## begin DATA FOR THIS EXERCISE

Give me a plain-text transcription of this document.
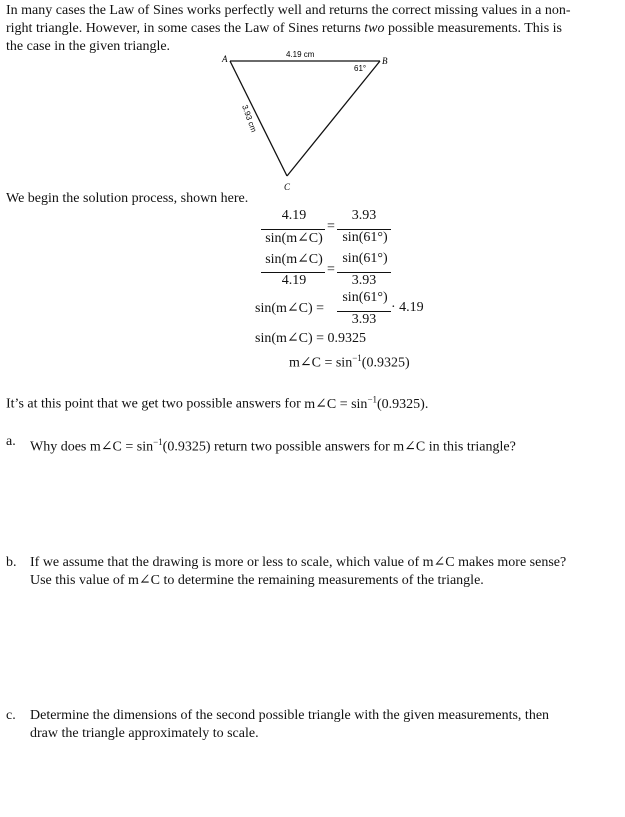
In many cases the Law of Sines works perfectly well and returns the correct missing values in a non-
right triangle. However, in some cases the Law of Sines returns two possible measurements. This is
the case in the given triangle.
4.19 cm
61°
3.93 cm
A	B
C
We begin the solution process, shown here.
4.19
sin(m∠C)
=
3.93
sin(61°)
sin(m∠C)
4.19
=
sin(61°)
3.93
sin(m∠C) =
sin(61°)
3.93
· 4.19
sin(m∠C) = 0.9325
m∠C = $\sin^{-1}(0.9325)$
It’s at this point that we get two possible answers for m∠C = $\sin^{-1}(0.9325)$.
a. Why does m∠C = $\sin^{-1}(0.9325)$ return two possible answers for m∠C in this triangle?
b. If we assume that the drawing is more or less to scale, which value of m∠C makes more sense?
Use this value of m∠C to determine the remaining measurements of the triangle.
c. Determine the dimensions of the second possible triangle with the given measurements, then
draw the triangle approximately to scale.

## end DATA FOR THIS EXERCISE

Print all entries exactly. The images do not belong in the copy.

* _RESULT OF THIS TASK_:
Give me a plain-text transcription of this document.
In many cases the Law of Sines works perfectly well and returns the correct missing values in a non-
right triangle. However, in some cases the Law of Sines returns two possible measurements. This is
the case in the given triangle.
4.19 cm
61°
3.93 cm
A	B
C
We begin the solution process, shown here.
4.19
sin(m∠C)
=
3.93
sin(61°)
sin(m∠C)
4.19
=
sin(61°)
3.93
sin(m∠C) =
sin(61°)
3.93
· 4.19
sin(m∠C) = 0.9325
m∠C = $\sin^{-1}(0.9325)$
It’s at this point that we get two possible answers for m∠C = $\sin^{-1}(0.9325)$.
a. Why does m∠C = $\sin^{-1}(0.9325)$ return two possible answers for m∠C in this triangle?
b. If we assume that the drawing is more or less to scale, which value of m∠C makes more sense?
Use this value of m∠C to determine the remaining measurements of the triangle.
c. Determine the dimensions of the second possible triangle with the given measurements, then
draw the triangle approximately to scale.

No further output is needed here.